**Given request**
Copy out all lines in the data below containing the string "polar".

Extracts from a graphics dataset
○ ○ ○

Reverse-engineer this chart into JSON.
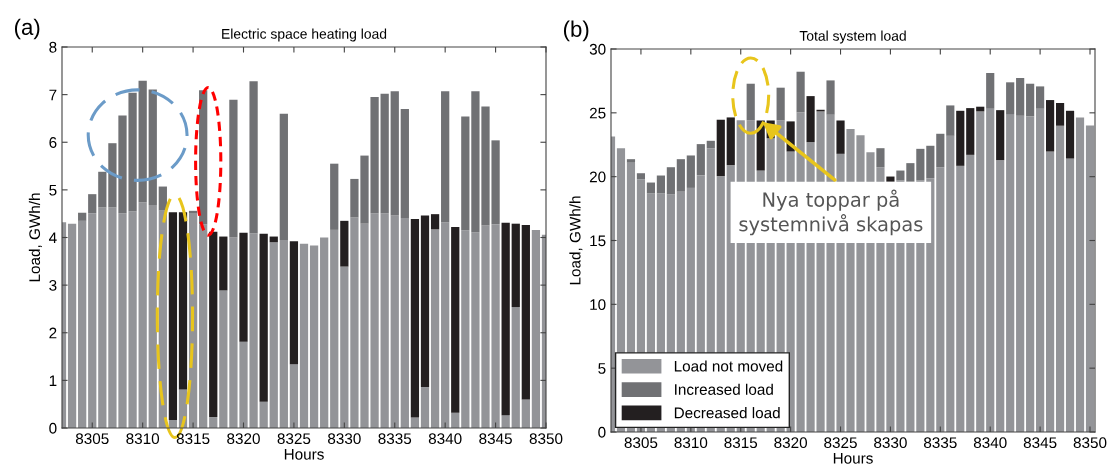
{
  "chart_data": [
    {
      "type": "bar",
      "title": "Electric space heating load",
      "xlabel": "Hours",
      "ylabel": "Load, GWh/h",
      "stacked": true,
      "x": [
        8302,
        8303,
        8304,
        8305,
        8306,
        8307,
        8308,
        8309,
        8310,
        8311,
        8312,
        8313,
        8314,
        8315,
        8316,
        8317,
        8318,
        8319,
        8320,
        8321,
        8322,
        8323,
        8324,
        8325,
        8326,
        8327,
        8328,
        8329,
        8330,
        8331,
        8332,
        8333,
        8334,
        8335,
        8336,
        8337,
        8338,
        8339,
        8340,
        8341,
        8342,
        8343,
        8344,
        8345,
        8346,
        8347,
        8348,
        8349,
        8350
      ],
      "series": [
        {
          "color": "#939498",
          "values": [
            4.32,
            4.29,
            4.35,
            4.51,
            4.63,
            4.63,
            4.51,
            4.55,
            4.74,
            4.68,
            4.57,
            0.17,
            0.81,
            4.5,
            4.28,
            0.23,
            2.89,
            4.0,
            1.81,
            4.09,
            0.55,
            3.9,
            3.95,
            1.34,
            3.87,
            3.83,
            4.0,
            4.16,
            3.39,
            4.42,
            4.29,
            4.51,
            4.51,
            4.46,
            4.41,
            0.22,
            0.86,
            4.17,
            4.32,
            0.32,
            4.15,
            4.11,
            4.25,
            4.28,
            0.27,
            2.54,
            0.6,
            4.16,
            4.06
          ]
        },
        {
          "color": "#707174",
          "values": [
            null,
            null,
            0.17,
            0.4,
            0.75,
            1.35,
            2.05,
            2.49,
            2.55,
            2.43,
            0.5,
            null,
            null,
            0.06,
            2.81,
            null,
            null,
            2.89,
            null,
            3.19,
            null,
            null,
            2.65,
            null,
            null,
            null,
            null,
            1.39,
            null,
            0.81,
            1.43,
            2.44,
            2.51,
            2.61,
            2.29,
            null,
            null,
            null,
            2.75,
            null,
            2.39,
            2.96,
            2.5,
            1.76,
            null,
            null,
            null,
            null,
            null
          ]
        },
        {
          "color": "#231f20",
          "values": [
            null,
            null,
            null,
            null,
            null,
            null,
            null,
            null,
            null,
            null,
            null,
            4.36,
            3.72,
            null,
            null,
            3.89,
            1.13,
            null,
            2.29,
            null,
            3.53,
            0.12,
            null,
            2.58,
            null,
            null,
            null,
            null,
            0.96,
            null,
            null,
            null,
            null,
            null,
            null,
            4.17,
            3.6,
            0.32,
            null,
            3.9,
            null,
            null,
            null,
            null,
            4.04,
            1.75,
            3.66,
            null,
            null
          ]
        }
      ],
      "xlim": [
        8302,
        8350
      ],
      "ylim": [
        0,
        8
      ],
      "xticks": [
        8305,
        8310,
        8315,
        8320,
        8325,
        8330,
        8335,
        8340,
        8345,
        8350
      ],
      "yticks": [
        0,
        1,
        2,
        3,
        4,
        5,
        6,
        7,
        8
      ],
      "annotations": [
        "(a)"
      ]
    },
    {
      "type": "bar",
      "title": "Total system load",
      "xlabel": "Hours",
      "ylabel": "Load, GWh/h",
      "stacked": true,
      "x": [
        8302,
        8303,
        8304,
        8305,
        8306,
        8307,
        8308,
        8309,
        8310,
        8311,
        8312,
        8313,
        8314,
        8315,
        8316,
        8317,
        8318,
        8319,
        8320,
        8321,
        8322,
        8323,
        8324,
        8325,
        8326,
        8327,
        8328,
        8329,
        8330,
        8331,
        8332,
        8333,
        8334,
        8335,
        8336,
        8337,
        8338,
        8339,
        8340,
        8341,
        8342,
        8343,
        8344,
        8345,
        8346,
        8347,
        8348,
        8349,
        8350
      ],
      "series": [
        {
          "name": "Load not moved",
          "color": "#939498",
          "values": [
            23.15,
            22.23,
            21.1,
            19.8,
            18.7,
            18.7,
            18.62,
            18.83,
            19.12,
            20.12,
            22.23,
            20.04,
            20.9,
            24.41,
            24.4,
            20.48,
            23.02,
            24.4,
            21.97,
            25.03,
            22.7,
            25.11,
            24.85,
            21.79,
            23.73,
            23.25,
            21.92,
            20.74,
            19.6,
            19.7,
            19.6,
            19.7,
            19.88,
            20.74,
            23.2,
            20.85,
            21.71,
            25.11,
            25.32,
            21.29,
            24.9,
            24.77,
            24.72,
            25.32,
            21.97,
            23.99,
            21.42,
            24.64,
            24.01
          ]
        },
        {
          "name": "Increased load",
          "color": "#707174",
          "values": [
            null,
            null,
            0.27,
            0.47,
            0.84,
            1.39,
            2.12,
            2.54,
            2.54,
            2.43,
            0.58,
            null,
            null,
            null,
            2.88,
            null,
            null,
            2.57,
            null,
            3.19,
            null,
            null,
            2.69,
            null,
            null,
            null,
            null,
            1.49,
            null,
            0.78,
            1.46,
            2.48,
            2.54,
            2.62,
            2.38,
            null,
            null,
            null,
            2.8,
            null,
            2.49,
            2.96,
            2.56,
            1.75,
            null,
            null,
            null,
            null,
            null
          ]
        },
        {
          "name": "Decreased load",
          "color": "#231f20",
          "values": [
            null,
            null,
            null,
            null,
            null,
            null,
            null,
            null,
            null,
            null,
            null,
            4.42,
            3.74,
            null,
            null,
            3.92,
            1.38,
            null,
            2.36,
            null,
            3.61,
            0.13,
            null,
            2.61,
            null,
            null,
            null,
            null,
            0.41,
            null,
            null,
            null,
            null,
            null,
            null,
            4.31,
            3.66,
            0.37,
            null,
            3.92,
            null,
            null,
            null,
            null,
            4.03,
            1.78,
            3.74,
            null,
            null
          ]
        }
      ],
      "xlim": [
        8302,
        8350.5
      ],
      "ylim": [
        0,
        30
      ],
      "xticks": [
        8305,
        8310,
        8315,
        8320,
        8325,
        8330,
        8335,
        8340,
        8345,
        8350
      ],
      "yticks": [
        0,
        5,
        10,
        15,
        20,
        25,
        30
      ],
      "legend": "bottom left",
      "annotations": [
        "(b)",
        {
          "text": "Nya toppar på\nsystemnivå skapas",
          "x": 8317,
          "y": 24.4
        }
      ]
    }
  ]
}
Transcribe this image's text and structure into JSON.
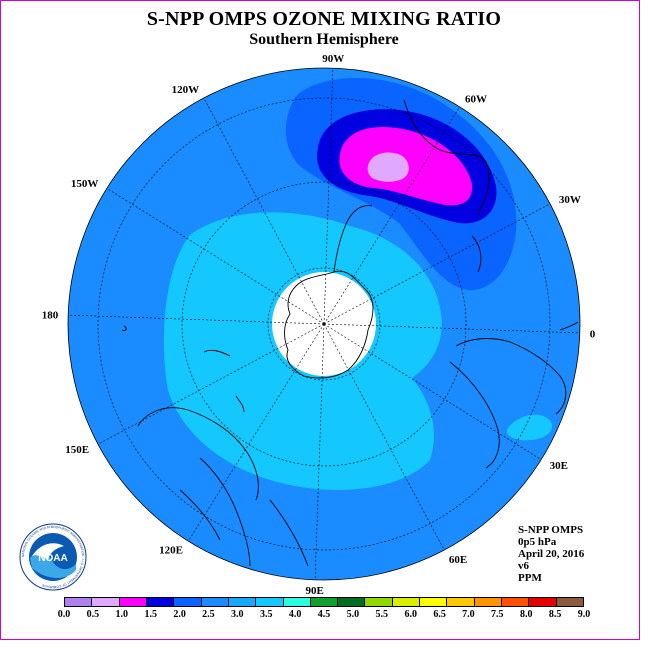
{
  "header": {
    "title": "S-NPP OMPS OZONE MIXING RATIO",
    "subtitle": "Southern Hemisphere"
  },
  "map": {
    "projection": "polar stereographic (south pole)",
    "longitude_labels": [
      {
        "text": "0",
        "lon": 0
      },
      {
        "text": "30W",
        "lon": -30
      },
      {
        "text": "60W",
        "lon": -60
      },
      {
        "text": "90W",
        "lon": -90
      },
      {
        "text": "120W",
        "lon": -120
      },
      {
        "text": "150W",
        "lon": -150
      },
      {
        "text": "180",
        "lon": 180
      },
      {
        "text": "150E",
        "lon": 150
      },
      {
        "text": "120E",
        "lon": 120
      },
      {
        "text": "90E",
        "lon": 90
      },
      {
        "text": "60E",
        "lon": 60
      },
      {
        "text": "30E",
        "lon": 30
      }
    ],
    "graticule_latitudes": [
      -80,
      -60,
      -40
    ],
    "missing_data_region": "south polar cap (white disk)",
    "colors": {
      "background_field": "#1a8cff",
      "inner_ring": "#14c8ff",
      "maximum_core": "#e0a8ff",
      "magenta": "#ff00ff",
      "dark_blue": "#0000e0",
      "blue": "#0a64ff"
    }
  },
  "logo": {
    "text": "NOAA",
    "ring_text": "NATIONAL OCEANIC AND ATMOSPHERIC ADMINISTRATION · U.S. DEPARTMENT OF COMMERCE",
    "icon": "noaa-logo-icon"
  },
  "info": {
    "instrument": "S-NPP OMPS",
    "level": "0p5 hPa",
    "date": "April 20, 2016",
    "version": "v6",
    "units": "PPM"
  },
  "colorbar": {
    "ticks": [
      "0.0",
      "0.5",
      "1.0",
      "1.5",
      "2.0",
      "2.5",
      "3.0",
      "3.5",
      "4.0",
      "4.5",
      "5.0",
      "5.5",
      "6.0",
      "6.5",
      "7.0",
      "7.5",
      "8.0",
      "8.5",
      "9.0"
    ],
    "colors": [
      "#b07ff0",
      "#e0a8ff",
      "#ff00ff",
      "#0000e0",
      "#0a64ff",
      "#1a8cff",
      "#14aaff",
      "#14c8ff",
      "#28ffe0",
      "#10a030",
      "#006e20",
      "#90d800",
      "#d8f000",
      "#ffff00",
      "#ffc800",
      "#ff9600",
      "#ff5000",
      "#e60000",
      "#8b5a3c"
    ]
  }
}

○ ○ ○

**Reply to the exercise**
    "projection": "polar stereographic (south pole)",
    "missing_data_region": "south polar cap (white disk)",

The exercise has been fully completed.